## Supplied data

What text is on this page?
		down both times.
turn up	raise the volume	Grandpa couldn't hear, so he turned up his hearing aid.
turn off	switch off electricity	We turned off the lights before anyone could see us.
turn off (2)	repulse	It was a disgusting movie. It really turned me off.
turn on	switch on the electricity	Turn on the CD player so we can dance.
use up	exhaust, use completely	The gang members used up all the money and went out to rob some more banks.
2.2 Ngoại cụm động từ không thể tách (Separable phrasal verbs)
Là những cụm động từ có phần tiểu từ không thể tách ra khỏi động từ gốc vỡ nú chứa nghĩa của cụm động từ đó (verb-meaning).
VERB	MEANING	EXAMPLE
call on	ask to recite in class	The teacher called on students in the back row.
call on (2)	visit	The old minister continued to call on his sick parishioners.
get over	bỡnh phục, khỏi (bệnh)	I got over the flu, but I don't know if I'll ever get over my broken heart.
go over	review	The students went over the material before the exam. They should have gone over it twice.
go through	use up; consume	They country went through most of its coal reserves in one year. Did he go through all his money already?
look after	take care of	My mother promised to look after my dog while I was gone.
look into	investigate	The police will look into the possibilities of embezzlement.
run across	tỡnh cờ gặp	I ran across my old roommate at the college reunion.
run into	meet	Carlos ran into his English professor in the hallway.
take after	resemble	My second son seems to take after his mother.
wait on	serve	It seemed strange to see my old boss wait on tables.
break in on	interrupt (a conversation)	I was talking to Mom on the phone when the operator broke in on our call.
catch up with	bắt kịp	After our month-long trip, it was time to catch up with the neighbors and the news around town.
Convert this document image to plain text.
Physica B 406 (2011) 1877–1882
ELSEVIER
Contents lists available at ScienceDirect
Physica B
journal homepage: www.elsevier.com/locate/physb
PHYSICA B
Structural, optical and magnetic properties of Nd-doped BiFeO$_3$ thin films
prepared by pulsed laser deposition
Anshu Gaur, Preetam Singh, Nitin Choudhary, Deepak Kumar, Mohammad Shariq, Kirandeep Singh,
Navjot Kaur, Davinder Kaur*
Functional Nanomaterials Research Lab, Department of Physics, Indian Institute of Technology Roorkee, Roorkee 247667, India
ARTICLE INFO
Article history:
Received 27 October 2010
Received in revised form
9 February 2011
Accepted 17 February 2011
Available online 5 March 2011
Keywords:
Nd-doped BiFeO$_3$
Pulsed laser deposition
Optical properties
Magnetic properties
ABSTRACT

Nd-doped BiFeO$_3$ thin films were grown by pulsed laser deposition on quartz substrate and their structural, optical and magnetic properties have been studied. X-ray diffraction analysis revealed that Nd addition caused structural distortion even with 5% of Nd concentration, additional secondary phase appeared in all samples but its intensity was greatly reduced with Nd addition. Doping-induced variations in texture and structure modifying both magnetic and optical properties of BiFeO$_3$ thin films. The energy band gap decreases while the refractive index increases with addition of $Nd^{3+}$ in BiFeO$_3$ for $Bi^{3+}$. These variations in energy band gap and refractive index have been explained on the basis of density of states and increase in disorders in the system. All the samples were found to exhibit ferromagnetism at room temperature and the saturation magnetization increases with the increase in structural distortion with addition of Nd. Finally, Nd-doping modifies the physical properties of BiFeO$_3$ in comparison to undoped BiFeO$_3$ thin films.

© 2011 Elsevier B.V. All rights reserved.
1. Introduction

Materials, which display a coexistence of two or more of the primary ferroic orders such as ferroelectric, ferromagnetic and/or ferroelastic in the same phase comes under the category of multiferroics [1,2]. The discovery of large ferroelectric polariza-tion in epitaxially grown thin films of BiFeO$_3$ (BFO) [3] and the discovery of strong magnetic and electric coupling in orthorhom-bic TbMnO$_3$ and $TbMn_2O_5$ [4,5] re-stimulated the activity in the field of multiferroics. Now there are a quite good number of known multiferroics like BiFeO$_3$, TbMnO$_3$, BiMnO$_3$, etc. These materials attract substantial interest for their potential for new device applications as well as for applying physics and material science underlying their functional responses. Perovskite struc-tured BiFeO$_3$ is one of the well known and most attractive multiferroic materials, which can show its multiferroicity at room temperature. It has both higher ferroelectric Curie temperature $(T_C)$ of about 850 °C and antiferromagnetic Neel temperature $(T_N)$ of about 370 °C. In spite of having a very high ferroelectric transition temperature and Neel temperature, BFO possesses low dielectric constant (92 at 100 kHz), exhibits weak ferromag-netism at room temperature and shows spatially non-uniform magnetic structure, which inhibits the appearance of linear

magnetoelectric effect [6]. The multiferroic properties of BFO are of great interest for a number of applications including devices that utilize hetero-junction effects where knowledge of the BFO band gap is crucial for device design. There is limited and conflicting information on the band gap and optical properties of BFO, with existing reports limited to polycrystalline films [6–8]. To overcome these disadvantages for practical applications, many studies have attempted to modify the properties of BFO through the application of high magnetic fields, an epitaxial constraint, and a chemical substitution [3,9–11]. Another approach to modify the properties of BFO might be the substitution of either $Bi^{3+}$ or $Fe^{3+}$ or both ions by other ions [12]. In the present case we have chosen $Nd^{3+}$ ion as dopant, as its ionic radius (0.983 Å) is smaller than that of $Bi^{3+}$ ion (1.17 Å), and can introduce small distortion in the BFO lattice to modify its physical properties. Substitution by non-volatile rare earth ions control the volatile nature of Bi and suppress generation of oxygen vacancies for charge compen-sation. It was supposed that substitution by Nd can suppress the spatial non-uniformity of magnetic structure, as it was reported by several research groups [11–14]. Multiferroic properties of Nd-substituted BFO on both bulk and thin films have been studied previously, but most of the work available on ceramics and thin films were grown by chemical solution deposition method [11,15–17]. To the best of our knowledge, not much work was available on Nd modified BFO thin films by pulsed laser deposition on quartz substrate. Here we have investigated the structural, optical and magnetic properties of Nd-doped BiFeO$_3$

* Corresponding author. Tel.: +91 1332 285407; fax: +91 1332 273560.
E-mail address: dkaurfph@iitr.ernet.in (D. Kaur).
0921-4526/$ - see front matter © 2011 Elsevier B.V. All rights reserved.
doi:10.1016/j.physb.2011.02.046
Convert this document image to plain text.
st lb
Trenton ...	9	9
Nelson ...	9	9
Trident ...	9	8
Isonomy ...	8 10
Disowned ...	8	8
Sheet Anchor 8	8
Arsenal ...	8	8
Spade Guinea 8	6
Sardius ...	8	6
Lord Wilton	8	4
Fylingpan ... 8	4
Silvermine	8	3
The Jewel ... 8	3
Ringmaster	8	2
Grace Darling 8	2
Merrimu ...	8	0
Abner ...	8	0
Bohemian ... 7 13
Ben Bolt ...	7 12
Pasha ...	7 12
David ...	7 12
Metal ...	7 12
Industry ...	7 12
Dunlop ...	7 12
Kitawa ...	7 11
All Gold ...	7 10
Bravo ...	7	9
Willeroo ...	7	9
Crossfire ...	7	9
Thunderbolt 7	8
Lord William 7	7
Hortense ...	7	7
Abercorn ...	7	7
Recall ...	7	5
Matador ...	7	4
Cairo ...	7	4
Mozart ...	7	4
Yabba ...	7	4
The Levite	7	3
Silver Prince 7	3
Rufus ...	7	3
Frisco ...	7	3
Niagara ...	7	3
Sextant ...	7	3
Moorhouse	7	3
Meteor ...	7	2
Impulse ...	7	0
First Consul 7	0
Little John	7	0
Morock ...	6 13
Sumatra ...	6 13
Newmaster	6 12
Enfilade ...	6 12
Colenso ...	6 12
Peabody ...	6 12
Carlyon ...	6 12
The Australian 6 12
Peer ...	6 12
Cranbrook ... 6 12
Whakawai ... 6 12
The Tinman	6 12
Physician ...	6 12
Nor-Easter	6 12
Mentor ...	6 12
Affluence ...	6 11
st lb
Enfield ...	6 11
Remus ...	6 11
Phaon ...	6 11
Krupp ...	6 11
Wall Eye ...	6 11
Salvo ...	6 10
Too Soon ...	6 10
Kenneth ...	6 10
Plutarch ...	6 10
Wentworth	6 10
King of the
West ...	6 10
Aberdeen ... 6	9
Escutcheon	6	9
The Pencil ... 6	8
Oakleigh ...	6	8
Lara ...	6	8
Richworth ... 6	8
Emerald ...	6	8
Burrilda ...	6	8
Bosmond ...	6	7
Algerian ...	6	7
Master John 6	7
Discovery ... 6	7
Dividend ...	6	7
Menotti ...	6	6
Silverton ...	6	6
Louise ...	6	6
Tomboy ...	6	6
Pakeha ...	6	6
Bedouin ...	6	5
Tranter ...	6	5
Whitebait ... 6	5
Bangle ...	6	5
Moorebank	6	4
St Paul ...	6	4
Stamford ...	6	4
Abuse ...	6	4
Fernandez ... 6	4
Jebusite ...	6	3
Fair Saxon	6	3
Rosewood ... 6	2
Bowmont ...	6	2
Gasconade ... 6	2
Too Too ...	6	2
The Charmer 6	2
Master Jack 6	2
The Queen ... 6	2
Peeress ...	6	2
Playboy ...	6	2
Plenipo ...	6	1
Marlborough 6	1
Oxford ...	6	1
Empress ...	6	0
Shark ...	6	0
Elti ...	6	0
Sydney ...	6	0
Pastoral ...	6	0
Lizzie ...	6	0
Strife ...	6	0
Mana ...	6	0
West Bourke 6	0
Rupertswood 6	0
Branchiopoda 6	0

## What you will do
Say only how many lines in the records carry the word "February".

## Solution to this problem
2